▶ [Set problem] From the listing below, pick out each line with the word "programme".

>>>>

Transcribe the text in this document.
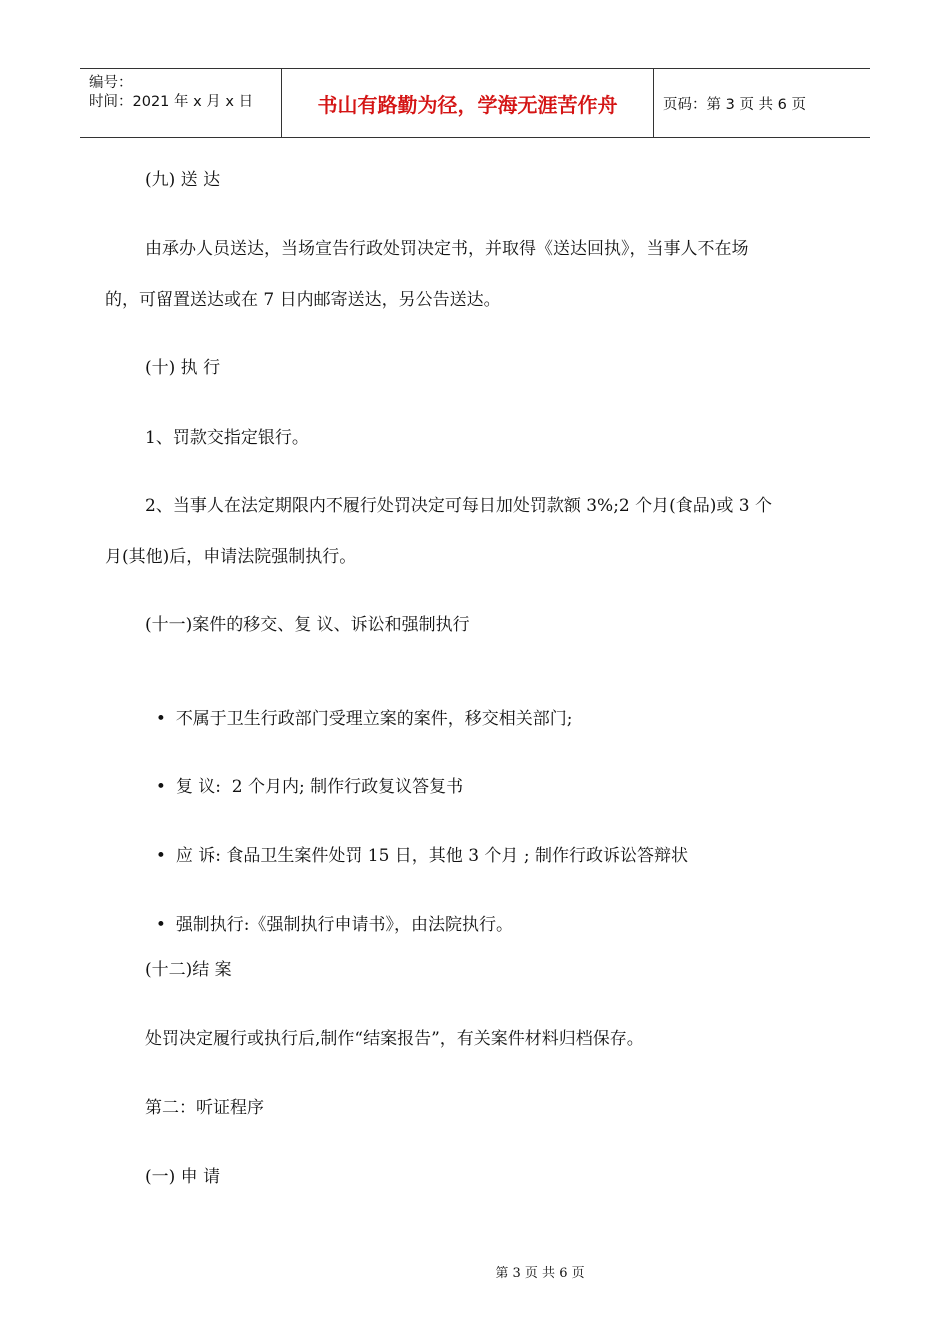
编号：
时间：2021 年 x 月 x 日	书山有路勤为径，学海无涯苦作舟	页码：第 3 页 共 6 页
(九) 送 达
由承办人员送达，当场宣告行政处罚决定书，并取得《送达回执》，当事人不在场
的，可留置送达或在 7 日内邮寄送达，另公告送达。
(十) 执 行
1、罚款交指定银行。
2、当事人在法定期限内不履行处罚决定可每日加处罚款额 3%;2 个月(食品)或 3 个
月(其他)后，申请法院强制执行。
(十一)案件的移交、复 议、诉讼和强制执行

• 不属于卫生行政部门受理立案的案件，移交相关部门;

• 复 议:  2 个月内; 制作行政复议答复书

• 应 诉: 食品卫生案件处罚 15 日，其他 3 个月 ; 制作行政诉讼答辩状

• 强制执行:《强制执行申请书》，由法院执行。

(十二)结 案
处罚决定履行或执行后,制作“结案报告”，有关案件材料归档保存。
第二：听证程序
(一) 申 请
第 3 页 共 6 页
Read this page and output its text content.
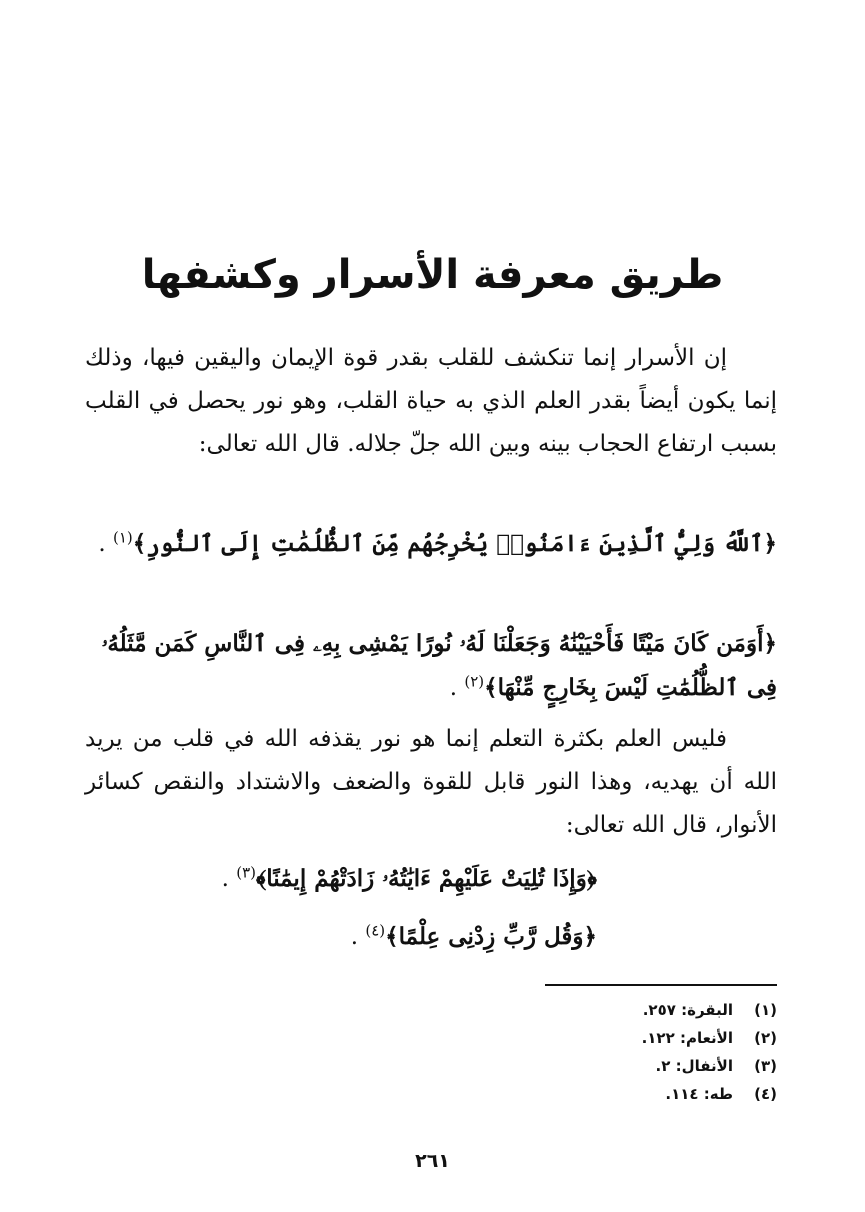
طريق معرفة الأسرار وكشفها

إن الأسرار إنما تنكشف للقلب بقدر قوة الإيمان واليقين فيها، وذلك إنما يكون أيضاً بقدر العلم الذي به حياة القلب، وهو نور يحصل في القلب بسبب ارتفاع الحجاب بينه وبين الله جلّ جلاله. قال الله تعالى:

﴿ٱللَّهُ وَلِيُّ ٱلَّذِينَ ءَامَنُوا۟ يُخْرِجُهُم مِّنَ ٱلظُّلُمَٰتِ إِلَى ٱلنُّورِ﴾$^{(١)}$ .

﴿أَوَمَن كَانَ مَيْتًا فَأَحْيَيْنَٰهُ وَجَعَلْنَا لَهُۥ نُورًا يَمْشِى بِهِۦ فِى ٱلنَّاسِ كَمَن مَّثَلُهُۥ فِى ٱلظُّلُمَٰتِ لَيْسَ بِخَارِجٍ مِّنْهَا﴾$^{(٢)}$ .

فليس العلم بكثرة التعلم إنما هو نور يقذفه الله في قلب من يريد الله أن يهديه، وهذا النور قابل للقوة والضعف والاشتداد والنقص كسائر الأنوار، قال الله تعالى:

﴿وَإِذَا تُلِيَتْ عَلَيْهِمْ ءَايَٰتُهُۥ زَادَتْهُمْ إِيمَٰنًا﴾$^{(٣)}$ .

﴿وَقُل رَّبِّ زِدْنِى عِلْمًا﴾$^{(٤)}$ .

(١)
البقرة: ٢٥٧.
(٢)
الأنعام: ١٢٢.
(٣)
الأنفال: ٢.
(٤)
طه: ١١٤.
٢٦١
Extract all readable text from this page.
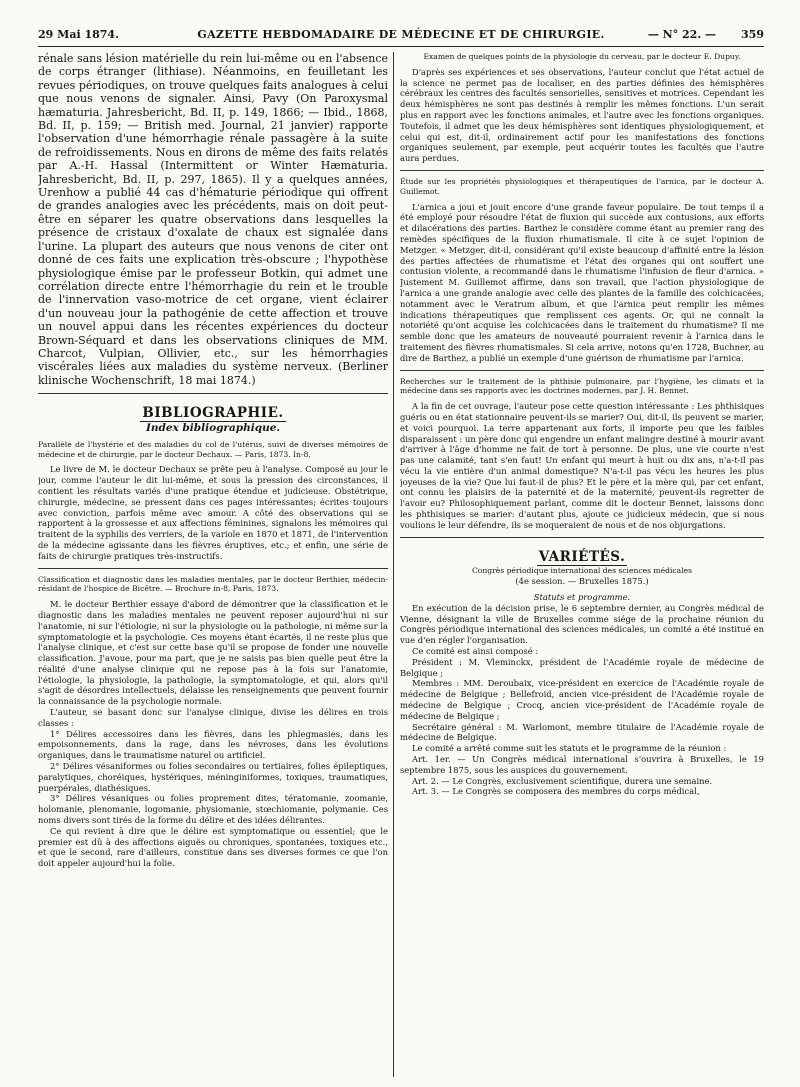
29 Mai 1874.	GAZETTE HEBDOMADAIRE DE MÉDECINE ET DE CHIRURGIE.	— N° 22. — 359

rénale sans lésion matérielle du rein lui-même ou en l'absence de corps étranger (lithiase). Néanmoins, en feuilletant les revues périodiques, on trouve quelques faits analogues à celui que nous venons de signaler. Ainsi, Pavy (On Paroxysmal hæmaturia. Jahresbericht, Bd. II, p. 149, 1866; — Ibid., 1868, Bd. II, p. 159; — British med. Journal, 21 janvier) rapporte l'observation d'une hémorrhagie rénale passagère à la suite de refroidissements. Nous en dirons de même des faits relatés par A.-H. Hassal (Intermittent or Winter Hæmaturia. Jahresbericht, Bd. II, p. 297, 1865). Il y a quelques années, Urenhow a publié 44 cas d'hématurie périodique qui offrent de grandes analogies avec les précédents, mais on doit peut-être en séparer les quatre observations dans lesquelles la présence de cristaux d'oxalate de chaux est signalée dans l'urine. La plupart des auteurs que nous venons de citer ont donné de ces faits une explication très-obscure ; l'hypothèse physiologique émise par le professeur Botkin, qui admet une corrélation directe entre l'hémorrhagie du rein et le trouble de l'innervation vaso-motrice de cet organe, vient éclairer d'un nouveau jour la pathogénie de cette affection et trouve un nouvel appui dans les récentes expériences du docteur Brown-Séquard et dans les observations cliniques de MM. Charcot, Vulpian, Ollivier, etc., sur les hémorrhagies viscérales liées aux maladies du système nerveux. (Berliner klinische Wochenschrift, 18 mai 1874.)

BIBLIOGRAPHIE.
Index bibliographique.

Parallèle de l'hystérie et des maladies du col de l'utérus, suivi de diverses mémoires de médecine et de chirurgie, par le docteur Dechaux. — Paris, 1873. In-8.

Le livre de M. le docteur Dechaux se prête peu à l'analyse. Composé au jour le jour, comme l'auteur le dit lui-même, et sous la pression des circonstances, il contient les résultats variés d'une pratique étendue et judicieuse. Obstétrique, chirurgie, médecine, se pressent dans ces pages intéressantes; écrites toujours avec conviction, parfois même avec amour. A côté des observations qui se rapportent à la grossesse et aux affections féminines, signalons les mémoires qui traitent de la syphilis des verriers, de la variole en 1870 et 1871, de l'intervention de la médecine agissante dans les fièvres éruptives, etc.; et enfin, une série de faits de chirurgie pratiques très-instructifs.

Classification et diagnostic dans les maladies mentales, par le docteur Berthier, médecin-résidant de l'hospice de Bicêtre. — Brochure in-8, Paris, 1873.

M. le docteur Berthier essaye d'abord de démontrer que la classification et le diagnostic dans les maladies mentales ne peuvent reposer aujourd'hui ni sur l'anatomie, ni sur l'étiologie, ni sur la physiologie ou la pathologie, ni même sur la symptomatologie et la psychologie. Ces moyens étant écartés, il ne reste plus que l'analyse clinique, et c'est sur cette base qu'il se propose de fonder une nouvelle classification. J'avoue, pour ma part, que je ne saisis pas bien quelle peut être la réalité d'une analyse clinique qui ne repose pas à la fois sur l'anatomie, l'étiologie, la physiologie, la pathologie, la symptomatologie, et qui, alors qu'il s'agit de désordres intellectuels, délaisse les renseignements que peuvent fournir la connaissance de la psychologie normale.

L'auteur, se basant donc sur l'analyse clinique, divise les délires en trois classes :

1° Délires accessoires dans les fièvres, dans les phlegmasies, dans les empoisonnements, dans la rage, dans les névroses, dans les évolutions organiques, dans le traumatisme naturel ou artificiel.

2° Délires vésaniformes ou folies secondaires ou tertiaires, folies épileptiques, paralytiques, choréiques, hystériques, méninginiformes, toxiques, traumatiques, puerpérales, diathésiques.

3° Délires vésaniques ou folies proprement dites, tératomanie, zoomanie, holomanie, plenomanie, logomanie, physiomanie, stœchiomanie, polymanie. Ces noms divers sont tirés de la forme du délire et des idées délirantes.

Ce qui revient à dire que le délire est symptomatique ou essentiel; que le premier est dû à des affections aiguës ou chroniques, spontanées, toxiques etc., et que le second, rare d'ailleurs, constitue dans ses diverses formes ce que l'on doit appeler aujourd'hui la folie.

Examen de quelques points de la physiologie du cerveau, par le docteur E. Dupuy.

D'après ses expériences et ses observations, l'auteur conclut que l'état actuel de la science ne permet pas de localiser, en des parties définies des hémisphères cérébraux les centres des facultés sensorielles, sensitives et motrices. Cependant les deux hémisphères ne sont pas destinés à remplir les mêmes fonctions. L'un serait plus en rapport avec les fonctions animales, et l'autre avec les fonctions organiques. Toutefois, il admet que les deux hémisphères sont identiques physiologiquement, et celui qui est, dit-il, ordinairement actif pour les manifestations des fonctions organiques seulement, par exemple, peut acquérir toutes les facultés que l'autre aura perdues.

Étude sur les propriétés physiologiques et thérapeutiques de l'arnica, par le docteur A. Guillemot.

L'arnica a joui et jouit encore d'une grande faveur populaire. De tout temps il a été employé pour résoudre l'état de fluxion qui succède aux contusions, aux efforts et dilacérations des parties. Barthez le considère comme étant au premier rang des remèdes spécifiques de la fluxion rhumatismale. Il cite à ce sujet l'opinion de Metzger. « Metzger, dit-il, considérant qu'il existe beaucoup d'affinité entre la lésion des parties affectées de rhumatisme et l'état des organes qui ont souffert une contusion violente, a recommandé dans le rhumatisme l'infusion de fleur d'arnica. » Justement M. Guillemot affirme, dans son travail, que l'action physiologique de l'arnica a une grande analogie avec celle des plantes de la famille des colchicacées, notamment avec le Veratrum album, et que l'arnica peut remplir les mêmes indications thérapeutiques que remplissent ces agents. Or, qui ne connaît la notoriété qu'ont acquise les colchicacées dans le traitement du rhumatisme? Il me semble donc que les amateurs de nouveauté pourraient revenir à l'arnica dans le traitement des fièvres rhumatismales. Si cela arrive, notons qu'en 1728, Buchner, au dire de Barthez, a publié un exemple d'une guérison de rhumatisme par l'arnica.

Recherches sur le traitement de la phthisie pulmonaire, par l'hygiène, les climats et la médecine dans ses rapports avec les doctrines modernes, par J. H. Bennet.

A la fin de cet ouvrage, l'auteur pose cette question intéressante : Les phthisiques guéris ou en état stationnaire peuvent-ils se marier? Oui, dit-il, ils peuvent se marier, et voici pourquoi. La terre appartenant aux forts, il importe peu que les faibles disparaissent : un père donc qui engendre un enfant malingre destiné à mourir avant d'arriver à l'âge d'homme ne fait de tort à personne. De plus, une vie courte n'est pas une calamité, tant s'en faut! Un enfant qui meurt à huit ou dix ans, n'a-t-il pas vécu la vie entière d'un animal domestique? N'a-t-il pas vécu les heures les plus joyeuses de la vie? Que lui faut-il de plus? Et le père et la mère qui, par cet enfant, ont connu les plaisirs de la paternité et de la maternité, peuvent-ils regretter de l'avoir eu? Philosophiquement parlant, comme dit le docteur Bennet, laissons donc les phthisiques se marier: d'autant plus, ajoute ce judicieux médecin, que si nous voulions le leur défendre, ils se moqueraient de nous et de nos objurgations.

VARIÉTÉS.

Congrès périodique international des sciences médicales

(4e session. — Bruxelles 1875.)

Statuts et programme.

En exécution de la décision prise, le 6 septembre dernier, au Congrès médical de Vienne, désignant la ville de Bruxelles comme siége de la prochaine réunion du Congrès périodique international des sciences médicales, un comité a été institué en vue d'en régler l'organisation.

Ce comité est ainsi composé :

Président : M. Vleminckx, président de l'Académie royale de médecine de Belgique ;

Membres : MM. Deroubaix, vice-président en exercice de l'Académie royale de médecine de Belgique ; Bellefroid, ancien vice-président de l'Académie royale de médecine de Belgique ; Crocq, ancien vice-président de l'Académie royale de médecine de Belgique ;

Secrétaire général : M. Warlomont, membre titulaire de l'Académie royale de médecine de Belgique.

Le comité a arrêté comme suit les statuts et le programme de la réunion :

Art. 1er. — Un Congrès médical international s'ouvrira à Bruxelles, le 19 septembre 1875, sous les auspices du gouvernement.

Art. 2. — Le Congrès, exclusivement scientifique, durera une semaine.

Art. 3. — Le Congrès se composera des membres du corps médical,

<<<<

▶ [Full answer]
Statuts et programme.
Le comité a arrêté comme suit les statuts et le programme de la réunion :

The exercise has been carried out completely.